§ **Your objective**: Output nothing but the number of lines that include the word "IJKL".

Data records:
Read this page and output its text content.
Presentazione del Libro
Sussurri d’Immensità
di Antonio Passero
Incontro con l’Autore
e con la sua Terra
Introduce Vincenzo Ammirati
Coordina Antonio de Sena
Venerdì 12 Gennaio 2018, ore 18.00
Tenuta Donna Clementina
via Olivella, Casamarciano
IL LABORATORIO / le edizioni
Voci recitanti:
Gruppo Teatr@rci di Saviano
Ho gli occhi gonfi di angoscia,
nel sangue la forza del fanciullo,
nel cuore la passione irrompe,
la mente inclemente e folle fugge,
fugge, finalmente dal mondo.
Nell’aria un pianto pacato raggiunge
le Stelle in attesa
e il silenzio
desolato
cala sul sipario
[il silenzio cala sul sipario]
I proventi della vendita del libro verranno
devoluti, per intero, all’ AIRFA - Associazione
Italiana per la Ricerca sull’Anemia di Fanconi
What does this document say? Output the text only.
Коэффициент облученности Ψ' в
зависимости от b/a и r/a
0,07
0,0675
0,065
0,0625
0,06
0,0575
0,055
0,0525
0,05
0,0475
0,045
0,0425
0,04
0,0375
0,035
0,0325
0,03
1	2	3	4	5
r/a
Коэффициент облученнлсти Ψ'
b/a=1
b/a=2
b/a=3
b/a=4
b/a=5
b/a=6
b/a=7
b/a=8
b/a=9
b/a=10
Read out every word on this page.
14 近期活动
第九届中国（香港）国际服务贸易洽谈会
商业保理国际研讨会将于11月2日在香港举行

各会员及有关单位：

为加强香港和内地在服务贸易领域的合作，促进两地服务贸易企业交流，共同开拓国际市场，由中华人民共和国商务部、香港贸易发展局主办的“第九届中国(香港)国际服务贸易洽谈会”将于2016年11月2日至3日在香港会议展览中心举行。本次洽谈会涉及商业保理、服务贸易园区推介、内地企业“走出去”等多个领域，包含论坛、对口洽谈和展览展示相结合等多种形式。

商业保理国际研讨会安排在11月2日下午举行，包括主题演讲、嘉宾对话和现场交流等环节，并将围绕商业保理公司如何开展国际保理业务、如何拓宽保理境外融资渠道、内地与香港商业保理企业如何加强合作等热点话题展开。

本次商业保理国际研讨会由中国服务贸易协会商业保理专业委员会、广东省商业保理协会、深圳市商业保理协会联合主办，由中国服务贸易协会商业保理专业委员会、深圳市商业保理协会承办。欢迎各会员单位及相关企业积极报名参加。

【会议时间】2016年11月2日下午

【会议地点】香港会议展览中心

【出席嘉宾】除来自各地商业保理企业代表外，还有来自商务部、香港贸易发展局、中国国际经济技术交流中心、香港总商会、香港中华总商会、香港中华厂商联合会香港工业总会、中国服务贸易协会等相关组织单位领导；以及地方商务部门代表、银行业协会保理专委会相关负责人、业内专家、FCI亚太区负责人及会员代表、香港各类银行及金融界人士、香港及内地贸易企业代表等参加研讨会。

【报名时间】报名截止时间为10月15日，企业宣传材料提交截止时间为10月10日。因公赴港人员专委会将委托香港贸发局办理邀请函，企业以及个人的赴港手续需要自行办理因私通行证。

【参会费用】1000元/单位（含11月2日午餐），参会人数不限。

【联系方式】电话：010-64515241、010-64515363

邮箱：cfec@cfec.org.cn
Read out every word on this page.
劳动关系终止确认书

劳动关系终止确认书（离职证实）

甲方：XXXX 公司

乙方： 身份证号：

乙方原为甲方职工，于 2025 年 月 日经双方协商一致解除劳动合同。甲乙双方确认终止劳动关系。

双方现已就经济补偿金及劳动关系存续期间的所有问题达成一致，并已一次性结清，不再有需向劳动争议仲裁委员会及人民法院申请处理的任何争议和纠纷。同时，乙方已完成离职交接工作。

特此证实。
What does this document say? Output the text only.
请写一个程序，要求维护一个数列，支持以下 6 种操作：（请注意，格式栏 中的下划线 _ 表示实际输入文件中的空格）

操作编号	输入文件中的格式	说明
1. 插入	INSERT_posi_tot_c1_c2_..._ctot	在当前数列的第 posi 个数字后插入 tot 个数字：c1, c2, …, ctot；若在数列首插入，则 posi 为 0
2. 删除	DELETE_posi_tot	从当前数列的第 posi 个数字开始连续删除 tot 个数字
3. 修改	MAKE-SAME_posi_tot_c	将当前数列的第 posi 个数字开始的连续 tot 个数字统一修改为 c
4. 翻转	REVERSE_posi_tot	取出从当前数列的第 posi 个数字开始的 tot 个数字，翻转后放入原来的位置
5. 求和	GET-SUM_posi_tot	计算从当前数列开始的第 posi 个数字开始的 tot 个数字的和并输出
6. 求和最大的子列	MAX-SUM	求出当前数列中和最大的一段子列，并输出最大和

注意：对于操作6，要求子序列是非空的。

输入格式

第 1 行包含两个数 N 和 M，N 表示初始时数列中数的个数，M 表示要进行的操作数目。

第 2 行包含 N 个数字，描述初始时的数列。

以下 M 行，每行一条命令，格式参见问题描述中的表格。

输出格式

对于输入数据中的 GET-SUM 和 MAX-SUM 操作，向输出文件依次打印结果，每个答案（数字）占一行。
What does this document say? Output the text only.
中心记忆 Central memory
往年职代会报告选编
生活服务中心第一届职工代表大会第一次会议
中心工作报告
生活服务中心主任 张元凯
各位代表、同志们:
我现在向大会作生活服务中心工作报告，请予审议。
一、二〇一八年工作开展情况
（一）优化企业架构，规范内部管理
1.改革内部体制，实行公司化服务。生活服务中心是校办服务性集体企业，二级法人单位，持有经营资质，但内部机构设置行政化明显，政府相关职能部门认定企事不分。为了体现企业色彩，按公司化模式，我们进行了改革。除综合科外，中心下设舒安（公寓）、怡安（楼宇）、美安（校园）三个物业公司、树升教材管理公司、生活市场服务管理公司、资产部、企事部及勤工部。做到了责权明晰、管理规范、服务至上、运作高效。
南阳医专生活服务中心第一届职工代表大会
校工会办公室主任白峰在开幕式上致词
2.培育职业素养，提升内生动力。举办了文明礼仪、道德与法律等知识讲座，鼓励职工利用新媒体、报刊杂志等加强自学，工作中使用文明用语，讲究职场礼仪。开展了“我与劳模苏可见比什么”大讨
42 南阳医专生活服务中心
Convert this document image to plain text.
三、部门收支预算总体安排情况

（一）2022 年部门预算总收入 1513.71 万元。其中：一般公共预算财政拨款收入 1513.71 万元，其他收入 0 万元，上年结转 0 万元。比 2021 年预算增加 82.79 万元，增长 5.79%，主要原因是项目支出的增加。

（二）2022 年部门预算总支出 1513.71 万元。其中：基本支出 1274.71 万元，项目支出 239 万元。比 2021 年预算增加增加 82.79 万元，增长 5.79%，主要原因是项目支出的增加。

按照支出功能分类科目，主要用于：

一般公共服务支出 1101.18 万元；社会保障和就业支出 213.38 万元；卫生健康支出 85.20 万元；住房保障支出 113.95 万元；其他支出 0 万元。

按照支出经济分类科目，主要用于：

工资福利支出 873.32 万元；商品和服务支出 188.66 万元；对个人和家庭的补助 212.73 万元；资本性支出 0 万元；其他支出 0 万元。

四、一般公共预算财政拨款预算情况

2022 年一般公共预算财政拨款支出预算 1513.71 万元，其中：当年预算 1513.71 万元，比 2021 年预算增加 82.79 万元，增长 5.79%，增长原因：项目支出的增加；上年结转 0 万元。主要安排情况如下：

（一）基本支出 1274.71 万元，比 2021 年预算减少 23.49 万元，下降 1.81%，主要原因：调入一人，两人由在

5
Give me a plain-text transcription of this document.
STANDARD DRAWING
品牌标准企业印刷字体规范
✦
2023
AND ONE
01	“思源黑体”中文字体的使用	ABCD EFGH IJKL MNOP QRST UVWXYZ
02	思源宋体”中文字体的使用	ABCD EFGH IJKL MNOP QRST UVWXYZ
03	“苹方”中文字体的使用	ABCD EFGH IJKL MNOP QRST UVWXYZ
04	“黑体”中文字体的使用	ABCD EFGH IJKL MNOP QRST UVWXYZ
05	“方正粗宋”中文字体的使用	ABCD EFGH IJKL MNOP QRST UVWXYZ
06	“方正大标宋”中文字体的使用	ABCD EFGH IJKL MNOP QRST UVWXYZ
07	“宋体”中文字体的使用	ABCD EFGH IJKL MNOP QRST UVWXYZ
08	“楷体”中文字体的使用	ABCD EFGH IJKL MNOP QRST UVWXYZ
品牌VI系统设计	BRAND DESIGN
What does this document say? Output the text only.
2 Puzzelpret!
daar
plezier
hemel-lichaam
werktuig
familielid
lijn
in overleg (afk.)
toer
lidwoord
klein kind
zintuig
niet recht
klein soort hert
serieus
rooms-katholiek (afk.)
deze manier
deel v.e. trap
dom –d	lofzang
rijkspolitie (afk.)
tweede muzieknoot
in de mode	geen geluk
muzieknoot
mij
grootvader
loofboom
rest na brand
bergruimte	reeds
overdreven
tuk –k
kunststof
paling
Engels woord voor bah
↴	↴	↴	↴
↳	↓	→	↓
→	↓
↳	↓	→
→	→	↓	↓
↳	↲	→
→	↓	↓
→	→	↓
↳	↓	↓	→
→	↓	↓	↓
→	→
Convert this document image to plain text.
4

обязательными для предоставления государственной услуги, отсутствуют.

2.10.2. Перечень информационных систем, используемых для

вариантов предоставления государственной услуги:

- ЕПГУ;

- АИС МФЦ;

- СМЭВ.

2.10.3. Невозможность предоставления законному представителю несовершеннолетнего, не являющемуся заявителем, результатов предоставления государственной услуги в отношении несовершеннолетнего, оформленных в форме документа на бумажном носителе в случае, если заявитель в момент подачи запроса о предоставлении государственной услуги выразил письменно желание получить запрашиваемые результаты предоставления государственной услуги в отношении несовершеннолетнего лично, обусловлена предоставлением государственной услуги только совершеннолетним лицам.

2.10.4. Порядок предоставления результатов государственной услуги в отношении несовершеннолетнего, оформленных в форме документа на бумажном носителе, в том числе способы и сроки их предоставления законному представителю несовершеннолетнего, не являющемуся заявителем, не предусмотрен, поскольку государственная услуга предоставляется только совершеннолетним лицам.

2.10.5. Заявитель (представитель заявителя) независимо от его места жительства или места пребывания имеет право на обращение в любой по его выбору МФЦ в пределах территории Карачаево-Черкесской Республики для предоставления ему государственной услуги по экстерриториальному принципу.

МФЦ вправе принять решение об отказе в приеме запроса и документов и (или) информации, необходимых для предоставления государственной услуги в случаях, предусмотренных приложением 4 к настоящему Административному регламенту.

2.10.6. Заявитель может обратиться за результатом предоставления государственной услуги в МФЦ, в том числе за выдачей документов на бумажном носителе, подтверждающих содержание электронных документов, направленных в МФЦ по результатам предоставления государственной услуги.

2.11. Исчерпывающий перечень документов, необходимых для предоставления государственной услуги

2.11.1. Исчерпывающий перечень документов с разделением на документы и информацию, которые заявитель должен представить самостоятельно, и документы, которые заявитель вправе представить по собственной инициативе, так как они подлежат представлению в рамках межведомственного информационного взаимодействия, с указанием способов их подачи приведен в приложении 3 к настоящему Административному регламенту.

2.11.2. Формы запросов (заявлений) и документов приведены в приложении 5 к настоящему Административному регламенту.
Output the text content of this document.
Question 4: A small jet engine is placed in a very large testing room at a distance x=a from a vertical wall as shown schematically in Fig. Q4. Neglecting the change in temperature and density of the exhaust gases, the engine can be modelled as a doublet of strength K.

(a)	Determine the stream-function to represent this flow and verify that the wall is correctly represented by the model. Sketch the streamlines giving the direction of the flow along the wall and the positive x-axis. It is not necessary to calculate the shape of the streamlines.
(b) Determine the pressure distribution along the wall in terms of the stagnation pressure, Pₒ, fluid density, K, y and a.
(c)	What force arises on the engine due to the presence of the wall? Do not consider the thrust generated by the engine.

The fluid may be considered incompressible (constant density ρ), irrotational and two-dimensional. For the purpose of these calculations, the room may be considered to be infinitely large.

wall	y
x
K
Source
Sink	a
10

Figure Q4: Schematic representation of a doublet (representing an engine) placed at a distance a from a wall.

§ **Output for this exercise**: 8